WHAT THIS TASK INVOLVES
Write out exactly the lines below that run from the line containing "What text is on this page?" through the last line of the records.

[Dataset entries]
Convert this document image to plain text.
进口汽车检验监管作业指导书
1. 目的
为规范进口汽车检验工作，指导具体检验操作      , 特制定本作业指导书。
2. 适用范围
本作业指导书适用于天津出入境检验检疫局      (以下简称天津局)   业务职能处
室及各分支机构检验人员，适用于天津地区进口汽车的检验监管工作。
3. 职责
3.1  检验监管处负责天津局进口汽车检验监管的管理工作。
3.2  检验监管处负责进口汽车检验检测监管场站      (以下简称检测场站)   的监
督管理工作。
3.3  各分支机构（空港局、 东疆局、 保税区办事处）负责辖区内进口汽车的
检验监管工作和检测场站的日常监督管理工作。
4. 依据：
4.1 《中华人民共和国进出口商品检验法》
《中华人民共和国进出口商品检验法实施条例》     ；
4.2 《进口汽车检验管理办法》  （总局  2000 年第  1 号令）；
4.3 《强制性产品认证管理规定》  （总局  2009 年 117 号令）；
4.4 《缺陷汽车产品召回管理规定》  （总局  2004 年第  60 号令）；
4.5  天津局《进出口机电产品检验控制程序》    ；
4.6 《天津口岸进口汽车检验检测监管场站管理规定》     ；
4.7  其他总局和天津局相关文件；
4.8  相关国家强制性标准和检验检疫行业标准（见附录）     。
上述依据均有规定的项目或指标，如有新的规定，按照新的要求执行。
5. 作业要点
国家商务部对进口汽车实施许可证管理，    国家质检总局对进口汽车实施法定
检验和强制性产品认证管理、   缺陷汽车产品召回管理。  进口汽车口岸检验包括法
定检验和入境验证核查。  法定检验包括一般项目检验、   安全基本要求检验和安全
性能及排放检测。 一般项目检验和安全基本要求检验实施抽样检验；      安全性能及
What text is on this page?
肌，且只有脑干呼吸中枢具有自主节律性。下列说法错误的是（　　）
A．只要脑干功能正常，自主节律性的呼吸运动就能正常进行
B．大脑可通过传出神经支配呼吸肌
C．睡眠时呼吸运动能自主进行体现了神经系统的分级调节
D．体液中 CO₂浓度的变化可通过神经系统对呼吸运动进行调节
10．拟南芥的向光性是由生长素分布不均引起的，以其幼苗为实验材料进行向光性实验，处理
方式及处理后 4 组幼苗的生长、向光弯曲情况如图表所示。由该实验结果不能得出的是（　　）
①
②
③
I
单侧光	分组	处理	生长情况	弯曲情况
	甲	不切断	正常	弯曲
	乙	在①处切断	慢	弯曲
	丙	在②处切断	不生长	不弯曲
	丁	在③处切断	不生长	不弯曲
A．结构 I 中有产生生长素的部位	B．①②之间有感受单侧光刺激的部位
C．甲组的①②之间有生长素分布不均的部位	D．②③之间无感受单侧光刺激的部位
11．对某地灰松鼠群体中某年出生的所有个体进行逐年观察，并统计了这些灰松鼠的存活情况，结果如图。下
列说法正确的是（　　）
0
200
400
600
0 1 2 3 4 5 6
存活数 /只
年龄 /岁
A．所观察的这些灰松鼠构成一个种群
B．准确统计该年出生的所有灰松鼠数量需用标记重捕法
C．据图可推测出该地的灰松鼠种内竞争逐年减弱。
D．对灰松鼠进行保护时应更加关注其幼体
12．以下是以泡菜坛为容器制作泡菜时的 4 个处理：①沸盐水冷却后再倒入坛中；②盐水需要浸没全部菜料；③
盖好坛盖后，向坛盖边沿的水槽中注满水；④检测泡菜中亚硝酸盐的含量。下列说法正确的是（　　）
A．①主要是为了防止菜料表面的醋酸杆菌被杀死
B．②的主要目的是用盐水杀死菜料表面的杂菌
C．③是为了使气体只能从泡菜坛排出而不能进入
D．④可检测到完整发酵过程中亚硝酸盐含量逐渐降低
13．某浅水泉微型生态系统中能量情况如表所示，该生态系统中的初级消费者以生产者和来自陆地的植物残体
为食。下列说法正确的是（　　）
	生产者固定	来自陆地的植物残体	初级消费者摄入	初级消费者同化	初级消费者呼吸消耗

TASK SOLUTION
What text is on this page?
肌，且只有脑干呼吸中枢具有自主节律性。下列说法错误的是（　　）
A．只要脑干功能正常，自主节律性的呼吸运动就能正常进行
B．大脑可通过传出神经支配呼吸肌
C．睡眠时呼吸运动能自主进行体现了神经系统的分级调节
D．体液中 CO₂浓度的变化可通过神经系统对呼吸运动进行调节
10．拟南芥的向光性是由生长素分布不均引起的，以其幼苗为实验材料进行向光性实验，处理
方式及处理后 4 组幼苗的生长、向光弯曲情况如图表所示。由该实验结果不能得出的是（　　）
①
②
③
I
单侧光	分组	处理	生长情况	弯曲情况
	甲	不切断	正常	弯曲
	乙	在①处切断	慢	弯曲
	丙	在②处切断	不生长	不弯曲
	丁	在③处切断	不生长	不弯曲
A．结构 I 中有产生生长素的部位	B．①②之间有感受单侧光刺激的部位
C．甲组的①②之间有生长素分布不均的部位	D．②③之间无感受单侧光刺激的部位
11．对某地灰松鼠群体中某年出生的所有个体进行逐年观察，并统计了这些灰松鼠的存活情况，结果如图。下
列说法正确的是（　　）
0
200
400
600
0 1 2 3 4 5 6
存活数 /只
年龄 /岁
A．所观察的这些灰松鼠构成一个种群
B．准确统计该年出生的所有灰松鼠数量需用标记重捕法
C．据图可推测出该地的灰松鼠种内竞争逐年减弱。
D．对灰松鼠进行保护时应更加关注其幼体
12．以下是以泡菜坛为容器制作泡菜时的 4 个处理：①沸盐水冷却后再倒入坛中；②盐水需要浸没全部菜料；③
盖好坛盖后，向坛盖边沿的水槽中注满水；④检测泡菜中亚硝酸盐的含量。下列说法正确的是（　　）
A．①主要是为了防止菜料表面的醋酸杆菌被杀死
B．②的主要目的是用盐水杀死菜料表面的杂菌
C．③是为了使气体只能从泡菜坛排出而不能进入
D．④可检测到完整发酵过程中亚硝酸盐含量逐渐降低
13．某浅水泉微型生态系统中能量情况如表所示，该生态系统中的初级消费者以生产者和来自陆地的植物残体
为食。下列说法正确的是（　　）
	生产者固定	来自陆地的植物残体	初级消费者摄入	初级消费者同化	初级消费者呼吸消耗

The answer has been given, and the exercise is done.